>> start

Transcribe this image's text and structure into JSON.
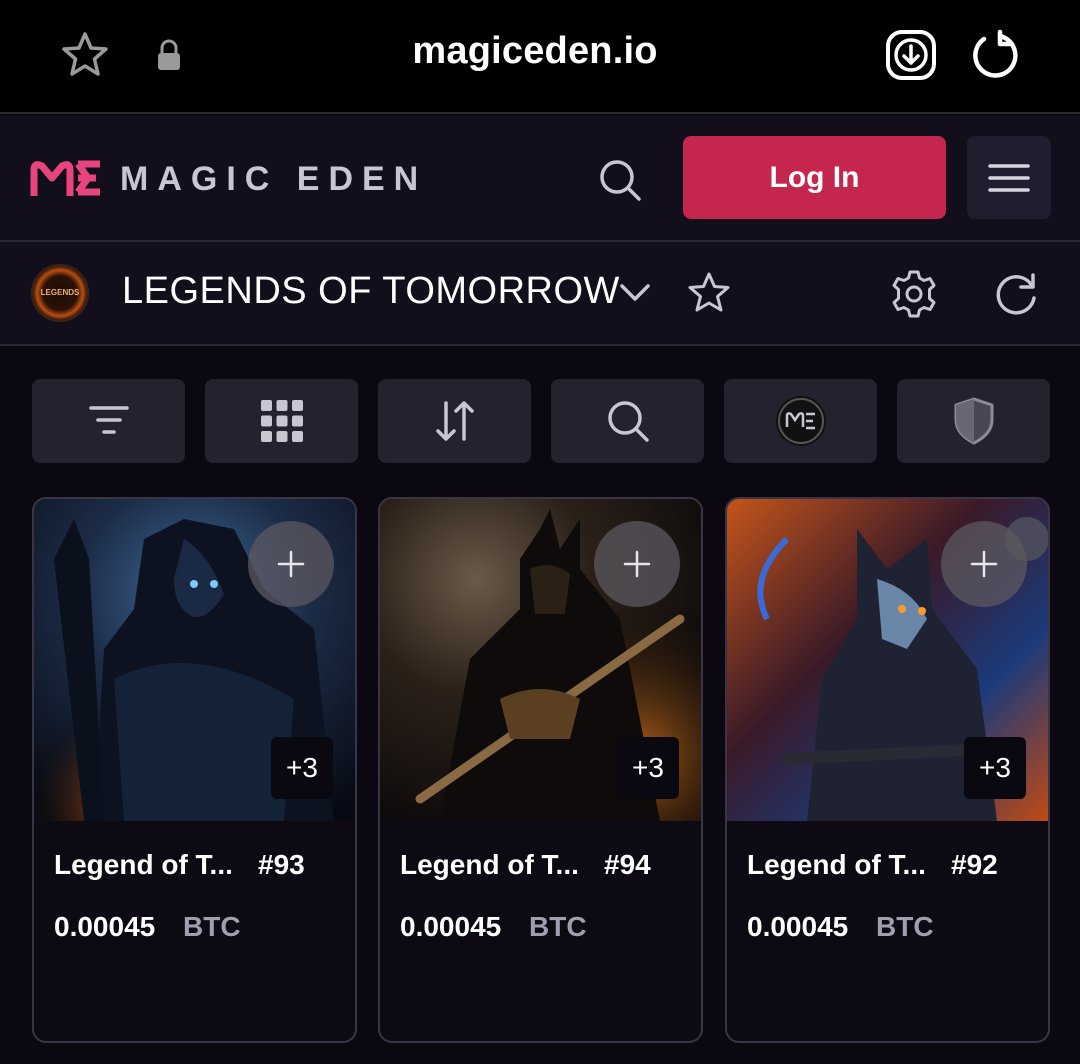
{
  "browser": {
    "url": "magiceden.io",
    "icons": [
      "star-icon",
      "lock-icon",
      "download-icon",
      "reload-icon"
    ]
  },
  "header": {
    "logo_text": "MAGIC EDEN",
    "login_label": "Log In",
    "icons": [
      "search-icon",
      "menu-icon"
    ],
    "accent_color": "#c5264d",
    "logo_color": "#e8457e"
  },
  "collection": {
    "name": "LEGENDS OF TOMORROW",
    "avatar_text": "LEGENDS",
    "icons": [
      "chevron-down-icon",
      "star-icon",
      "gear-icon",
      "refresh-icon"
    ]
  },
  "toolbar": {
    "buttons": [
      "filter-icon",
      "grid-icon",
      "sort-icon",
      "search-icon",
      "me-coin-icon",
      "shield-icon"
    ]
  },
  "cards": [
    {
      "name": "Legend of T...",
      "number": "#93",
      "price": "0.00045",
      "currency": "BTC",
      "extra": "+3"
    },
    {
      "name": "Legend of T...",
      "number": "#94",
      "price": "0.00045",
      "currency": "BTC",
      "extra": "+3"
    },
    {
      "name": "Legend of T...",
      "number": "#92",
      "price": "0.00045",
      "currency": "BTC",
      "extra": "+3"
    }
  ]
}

>> end

Without including the pictures, return each record above exactly as it stands.

◆ Output of the task ◆
Transcribe this image's text and structure into JSON.
{
  "browser": {
    "url": "magiceden.io",
    "icons": [
      "star-icon",
      "lock-icon",
      "download-icon",
      "reload-icon"
    ]
  },
  "header": {
    "logo_text": "MAGIC EDEN",
    "login_label": "Log In",
    "icons": [
      "search-icon",
      "menu-icon"
    ],
    "accent_color": "#c5264d",
    "logo_color": "#e8457e"
  },
  "collection": {
    "name": "LEGENDS OF TOMORROW",
    "avatar_text": "LEGENDS",
    "icons": [
      "chevron-down-icon",
      "star-icon",
      "gear-icon",
      "refresh-icon"
    ]
  },
  "toolbar": {
    "buttons": [
      "filter-icon",
      "grid-icon",
      "sort-icon",
      "search-icon",
      "me-coin-icon",
      "shield-icon"
    ]
  },
  "cards": [
    {
      "name": "Legend of T...",
      "number": "#93",
      "price": "0.00045",
      "currency": "BTC",
      "extra": "+3"
    },
    {
      "name": "Legend of T...",
      "number": "#94",
      "price": "0.00045",
      "currency": "BTC",
      "extra": "+3"
    },
    {
      "name": "Legend of T...",
      "number": "#92",
      "price": "0.00045",
      "currency": "BTC",
      "extra": "+3"
    }
  ]
}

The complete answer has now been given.